▶ _Extracted records_:
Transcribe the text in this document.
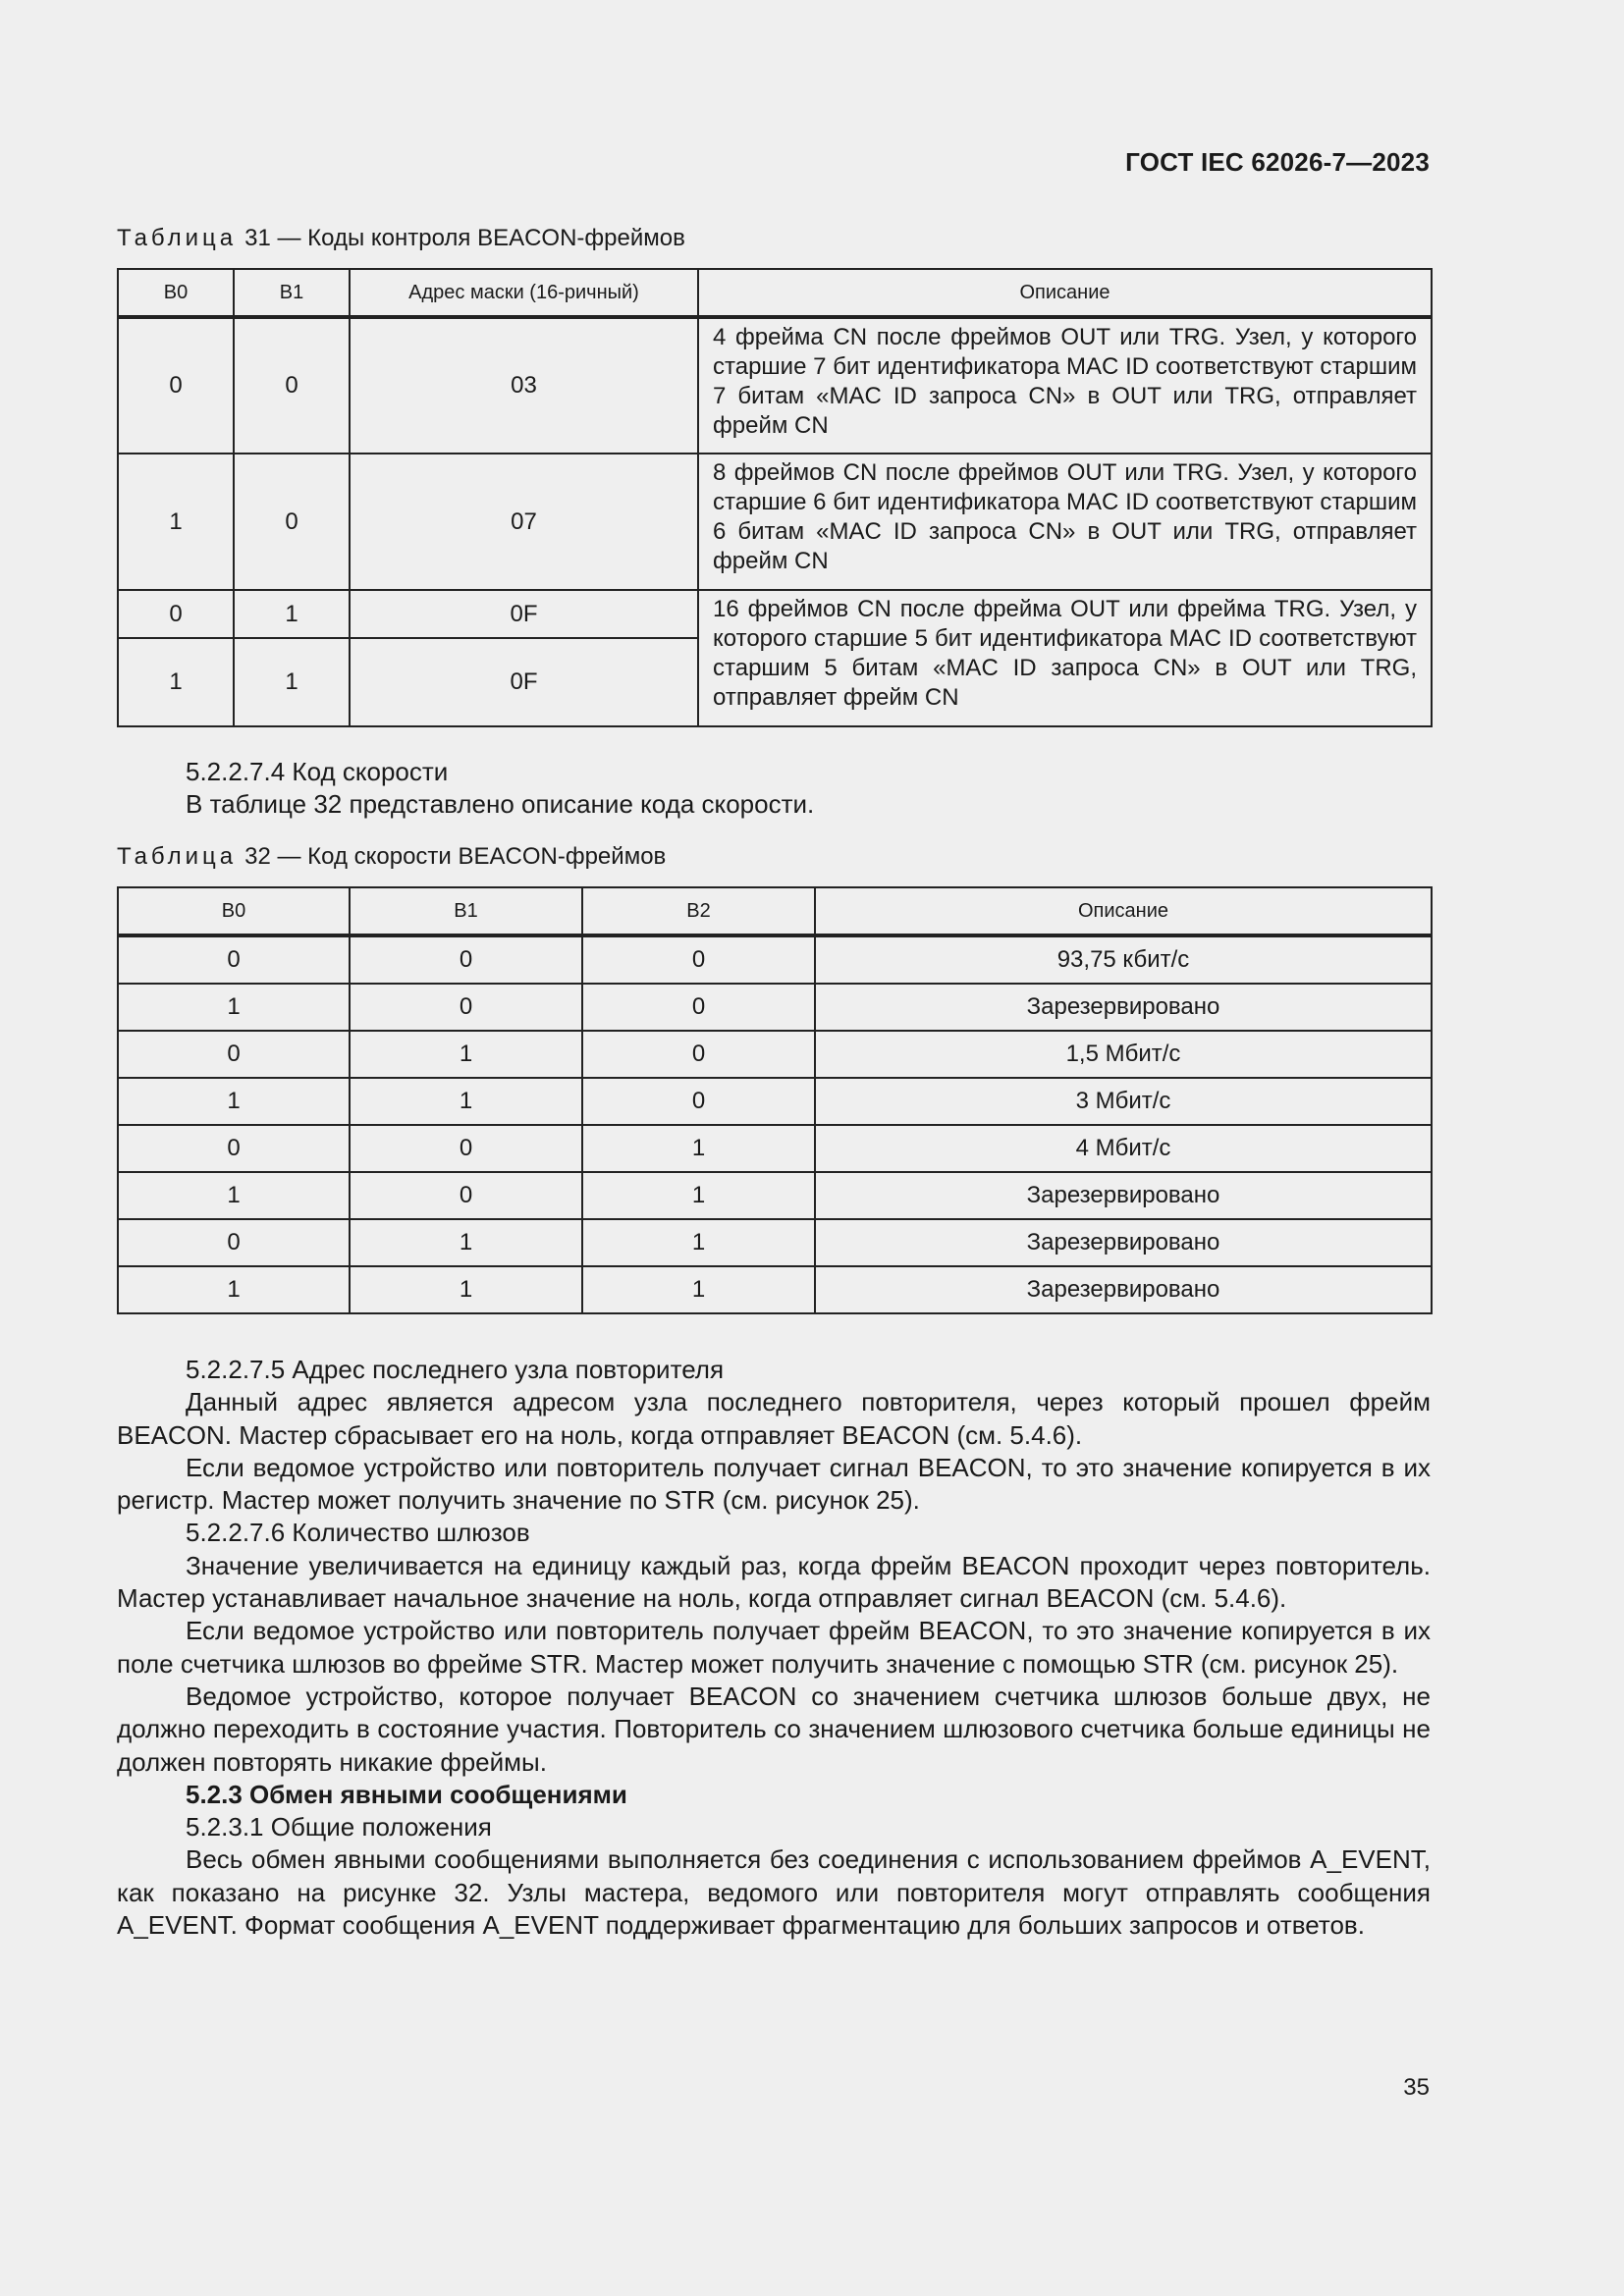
ГОСТ IEC 62026-7—2023
Таблица 31 — Коды контроля BEACON-фреймов
B0	B1	Адрес маски (16-ричный)	Описание
0	0	03	4 фрейма CN после фреймов OUT или TRG. Узел, у которого старшие 7 бит идентификатора MAC ID соответствуют старшим 7 битам «MAC ID запроса CN» в OUT или TRG, отправляет фрейм CN
1	0	07	8 фреймов CN после фреймов OUT или TRG. Узел, у которого старшие 6 бит идентификатора MAC ID соответствуют старшим 6 битам «MAC ID запроса CN» в OUT или TRG, отправляет фрейм CN
0	1	0F	16 фреймов CN после фрейма OUT или фрейма TRG. Узел, у которого старшие 5 бит идентификатора MAC ID соответствуют старшим 5 битам «MAC ID запроса CN» в OUT или TRG, отправляет фрейм CN
1	1	0F	

5.2.2.7.4 Код скорости

В таблице 32 представлено описание кода скорости.

Таблица 32 — Код скорости BEACON-фреймов
B0	B1	B2	Описание
0	0	0	93,75 кбит/с
1	0	0	Зарезервировано
0	1	0	1,5 Мбит/с
1	1	0	3 Мбит/с
0	0	1	4 Мбит/с
1	0	1	Зарезервировано
0	1	1	Зарезервировано
1	1	1	Зарезервировано

5.2.2.7.5 Адрес последнего узла повторителя

Данный адрес является адресом узла последнего повторителя, через который прошел фрейм BEACON. Мастер сбрасывает его на ноль, когда отправляет BEACON (см. 5.4.6).

Если ведомое устройство или повторитель получает сигнал BEACON, то это значение копируется в их регистр. Мастер может получить значение по STR (см. рисунок 25).

5.2.2.7.6 Количество шлюзов

Значение увеличивается на единицу каждый раз, когда фрейм BEACON проходит через повторитель. Мастер устанавливает начальное значение на ноль, когда отправляет сигнал BEACON (см. 5.4.6).

Если ведомое устройство или повторитель получает фрейм BEACON, то это значение копируется в их поле счетчика шлюзов во фрейме STR. Мастер может получить значение с помощью STR (см. рисунок 25).

Ведомое устройство, которое получает BEACON со значением счетчика шлюзов больше двух, не должно переходить в состояние участия. Повторитель со значением шлюзового счетчика больше единицы не должен повторять никакие фреймы.

5.2.3 Обмен явными сообщениями

5.2.3.1 Общие положения

Весь обмен явными сообщениями выполняется без соединения с использованием фреймов A_EVENT, как показано на рисунке 32. Узлы мастера, ведомого или повторителя могут отправлять сообщения A_EVENT. Формат сообщения A_EVENT поддерживает фрагментацию для больших запросов и ответов.

35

▶ _Given request_:
Write out all the records again, exactly, minus any pictures.

▶ _Output for this exercise_:
Transcribe the text in this document.
ГОСТ IEC 62026-7—2023
Таблица 31 — Коды контроля BEACON-фреймов
B0	B1	Адрес маски (16-ричный)	Описание
0	0	03	4 фрейма CN после фреймов OUT или TRG. Узел, у которого старшие 7 бит идентификатора MAC ID соответствуют старшим 7 битам «MAC ID запроса CN» в OUT или TRG, отправляет фрейм CN
1	0	07	8 фреймов CN после фреймов OUT или TRG. Узел, у которого старшие 6 бит идентификатора MAC ID соответствуют старшим 6 битам «MAC ID запроса CN» в OUT или TRG, отправляет фрейм CN
0	1	0F	16 фреймов CN после фрейма OUT или фрейма TRG. Узел, у которого старшие 5 бит идентификатора MAC ID соответствуют старшим 5 битам «MAC ID запроса CN» в OUT или TRG, отправляет фрейм CN
1	1	0F	

5.2.2.7.4 Код скорости

В таблице 32 представлено описание кода скорости.

Таблица 32 — Код скорости BEACON-фреймов
B0	B1	B2	Описание
0	0	0	93,75 кбит/с
1	0	0	Зарезервировано
0	1	0	1,5 Мбит/с
1	1	0	3 Мбит/с
0	0	1	4 Мбит/с
1	0	1	Зарезервировано
0	1	1	Зарезервировано
1	1	1	Зарезервировано

5.2.2.7.5 Адрес последнего узла повторителя

Данный адрес является адресом узла последнего повторителя, через который прошел фрейм BEACON. Мастер сбрасывает его на ноль, когда отправляет BEACON (см. 5.4.6).

Если ведомое устройство или повторитель получает сигнал BEACON, то это значение копируется в их регистр. Мастер может получить значение по STR (см. рисунок 25).

5.2.2.7.6 Количество шлюзов

Значение увеличивается на единицу каждый раз, когда фрейм BEACON проходит через повторитель. Мастер устанавливает начальное значение на ноль, когда отправляет сигнал BEACON (см. 5.4.6).

Если ведомое устройство или повторитель получает фрейм BEACON, то это значение копируется в их поле счетчика шлюзов во фрейме STR. Мастер может получить значение с помощью STR (см. рисунок 25).

Ведомое устройство, которое получает BEACON со значением счетчика шлюзов больше двух, не должно переходить в состояние участия. Повторитель со значением шлюзового счетчика больше единицы не должен повторять никакие фреймы.

5.2.3 Обмен явными сообщениями

5.2.3.1 Общие положения

Весь обмен явными сообщениями выполняется без соединения с использованием фреймов A_EVENT, как показано на рисунке 32. Узлы мастера, ведомого или повторителя могут отправлять сообщения A_EVENT. Формат сообщения A_EVENT поддерживает фрагментацию для больших запросов и ответов.

35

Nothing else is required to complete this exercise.